What to do:
Print the entries that appear below, exactly as written and without their pictures.

________________

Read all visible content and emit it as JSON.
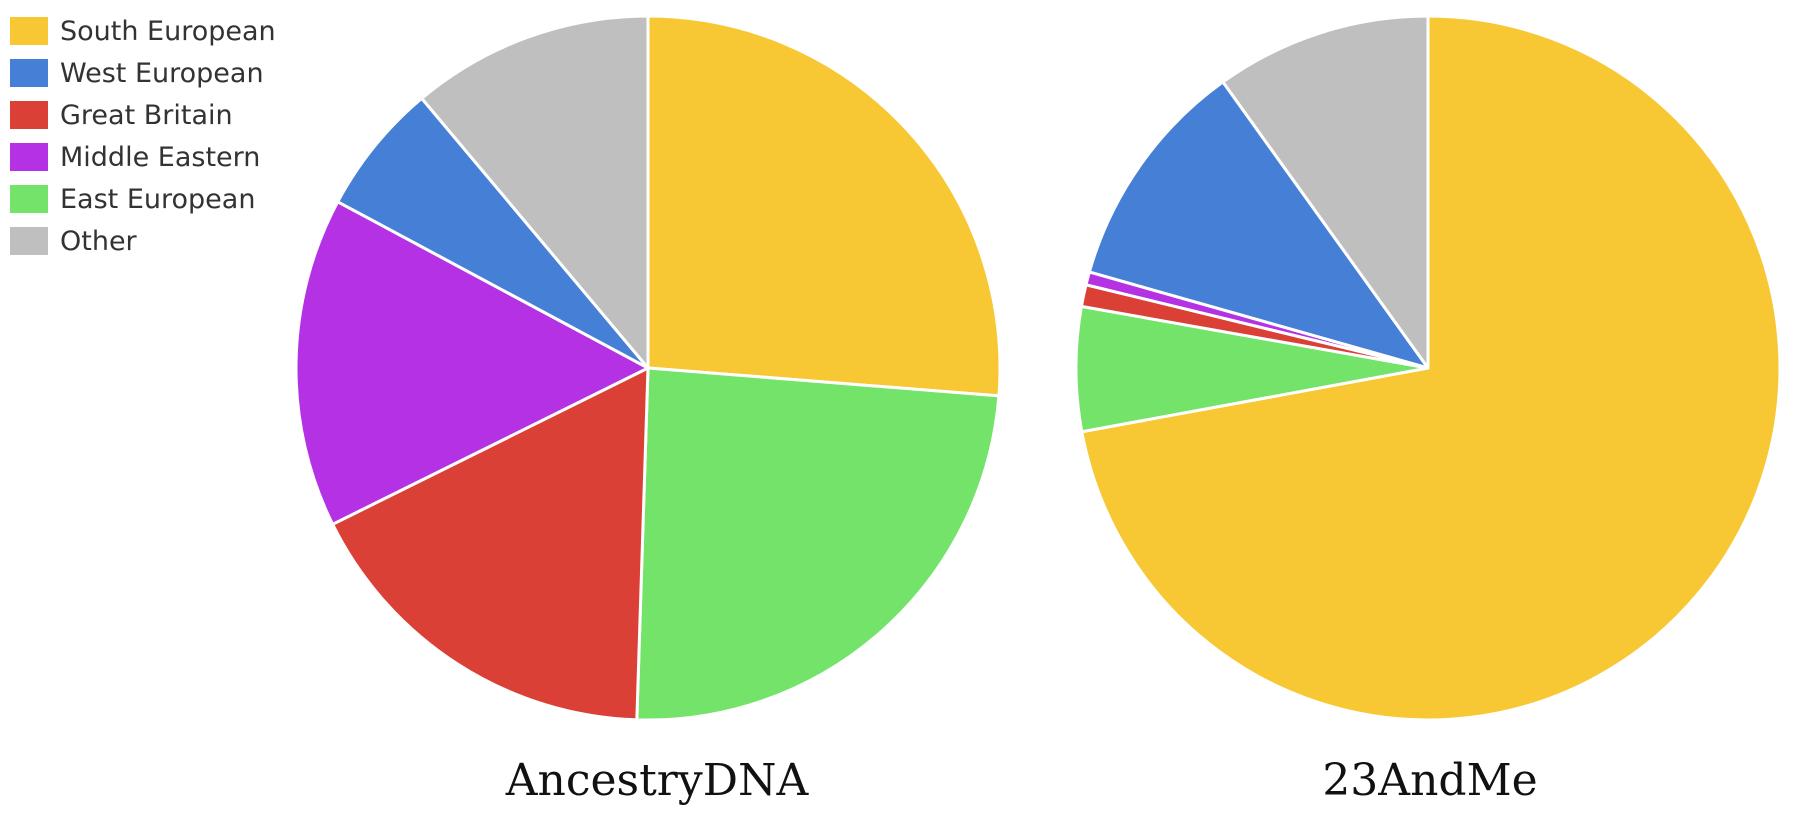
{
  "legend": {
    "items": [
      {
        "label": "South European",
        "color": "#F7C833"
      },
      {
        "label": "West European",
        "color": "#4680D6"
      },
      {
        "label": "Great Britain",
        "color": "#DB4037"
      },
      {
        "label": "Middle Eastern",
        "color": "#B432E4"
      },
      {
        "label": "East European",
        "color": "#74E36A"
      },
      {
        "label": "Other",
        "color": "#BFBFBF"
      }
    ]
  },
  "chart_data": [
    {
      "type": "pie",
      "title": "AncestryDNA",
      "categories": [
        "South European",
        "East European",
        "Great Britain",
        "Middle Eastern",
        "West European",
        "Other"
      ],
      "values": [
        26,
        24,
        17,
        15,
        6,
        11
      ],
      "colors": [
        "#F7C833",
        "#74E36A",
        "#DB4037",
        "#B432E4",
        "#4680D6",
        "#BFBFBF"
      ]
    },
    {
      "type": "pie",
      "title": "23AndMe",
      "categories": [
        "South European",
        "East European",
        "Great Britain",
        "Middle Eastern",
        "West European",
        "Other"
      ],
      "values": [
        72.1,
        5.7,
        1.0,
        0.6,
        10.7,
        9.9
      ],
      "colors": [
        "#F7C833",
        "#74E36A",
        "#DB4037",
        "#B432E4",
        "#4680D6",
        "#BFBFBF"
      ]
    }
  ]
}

________________

The reply:
Read all visible content and emit it as JSON.
{
  "legend": {
    "items": [
      {
        "label": "South European",
        "color": "#F7C833"
      },
      {
        "label": "West European",
        "color": "#4680D6"
      },
      {
        "label": "Great Britain",
        "color": "#DB4037"
      },
      {
        "label": "Middle Eastern",
        "color": "#B432E4"
      },
      {
        "label": "East European",
        "color": "#74E36A"
      },
      {
        "label": "Other",
        "color": "#BFBFBF"
      }
    ]
  },
  "chart_data": [
    {
      "type": "pie",
      "title": "AncestryDNA",
      "categories": [
        "South European",
        "East European",
        "Great Britain",
        "Middle Eastern",
        "West European",
        "Other"
      ],
      "values": [
        26,
        24,
        17,
        15,
        6,
        11
      ],
      "colors": [
        "#F7C833",
        "#74E36A",
        "#DB4037",
        "#B432E4",
        "#4680D6",
        "#BFBFBF"
      ]
    },
    {
      "type": "pie",
      "title": "23AndMe",
      "categories": [
        "South European",
        "East European",
        "Great Britain",
        "Middle Eastern",
        "West European",
        "Other"
      ],
      "values": [
        72.1,
        5.7,
        1.0,
        0.6,
        10.7,
        9.9
      ],
      "colors": [
        "#F7C833",
        "#74E36A",
        "#DB4037",
        "#B432E4",
        "#4680D6",
        "#BFBFBF"
      ]
    }
  ]
}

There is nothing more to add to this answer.